### Problem set
- 1) In the comment on Tongan seasonal work, what share of the Tongans in the SWP and the RSE in the 2016/17 financial year were males?
- 2) Carry on writing the comment on Tongan seasonal work from the point where it stops.

### Extract to read
============================================================

Stephen Howes is Director of the Development Policy Centre and Professor of Economics at the Crawford School of Public Policy at The Australian National University.

1 Comment

  • This is an interesting analysis of the past year’s SWP figures, Stephen. One caution though — your comment about Tonga’s participation in the SWP and RSE reaching “an impressive 13% of the eligible sending population (20-45 years)” needs some qualification.

    Robert Ingram and I have shown in research completed for LMAP that the “eligible sending population” needs to be defined much more precisely than just the total in a particular age group in the sending country. Given that recruitment for both the RSE and SWP is strongly biased towards younger adult men it is much better to express the share of the “eligible sending population” in terms of males aged 20-39 years.

    The Australian Department of Home Affairs (ADHA) does not publish data on SWP participants by age, but Immigration New Zealand (INZ) has made such data available up until quite recently for RSE workers in broad age groups. If we assume the SWP workers heading for Australia from Tonga are from the same basic demographic groups as those heading for work under the RSE scheme, and there is no reason to assume they would be very different given they are doing similar types of seasonal work, then we can establish a little more precisely just what the the impact of seasonal work in the two schemes is having on the main age group affected.

    Data from the ADHA and INZ show that in the 2016/17 financial year 89 percent of the Tongans participating in the SWP and the RSE were males (4,025 out of 4,512 who were employed in the two schemes). If we assume the 2,394 Tongan male SWP workers had the same age distribution as the 1,621 Tongan male RSE workers then 3,276 of the 4,025 males would have been aged 20-39 years — 81.4 percent.

    When we put these 3,276 males aged 20-39 years alongside the 13,000 Tongan males aged 20-39 years at the time of Tonga’s census in 2016 we find that the equivalent of 25.2 percent were absent in seasonal work in Australia and New Zealand during that year.

    I would suggest that having around a quarter of all males aged 20-39 years absent from a country in seasonal work is reaching some sort of level that requires a more considered impact analysis. If we took Australia’s equivalent male population in 2016 (3,232,461 aged 20-39) and removed a quarter of it for six or more months each year, there would be over 800,000 younger working age makes overseas — bigger than the entire Queensland male population in that age group and almost as big as the equivalent population in Victoria.

============================================================

### Dataset excerpt
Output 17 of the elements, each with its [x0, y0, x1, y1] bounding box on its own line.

============================================================

### Set of answers
- 1) 89 percent (4,025 out of 4,512).

- 2)
    In New Zealand, the estimated male population aged 20-39 years in June 2016 was 630,640, and 25 percent of this — 157,660 – is almost double the number of New Zealand-born males aged 20-39 years who were living in Australia in 2016 (82,464).

    These shares are not trivial and I would suggest that when we are analysing the impact of seasonal migration on source country populations we need to make sure we are using appropriate demographic denominators. Tonga is exceptional in terms of its level of participation in the SWP and the RSE, but Vanuatu is beginning to feature significantly in terms of shares of its males aged 20-39 overseas as seasonal workers in Australia and New Zealand (just under 10 percent in 2016/17). Most of the other countries have very small shares of their eligible populations involved in the schemes.

    Let’s not generalise too much when it comes to acceptable saturation points — people of both sexes aged 20-39 years are the mainstay of the younger workforces in the domestic economies. They are also the people who are engaged in international education and other forms of migration. And, of course, they are the primary group that is carrying the burden of reproduction of the populations in the islands.

    There needs to be a much closer examination of the impact on the sending country’s society and economy of having the equivalent of 25 percent of young adult men absent every year in seasonal work. Hopefully this is research that will get some priority in the recently launched Pacific Labour Scheme.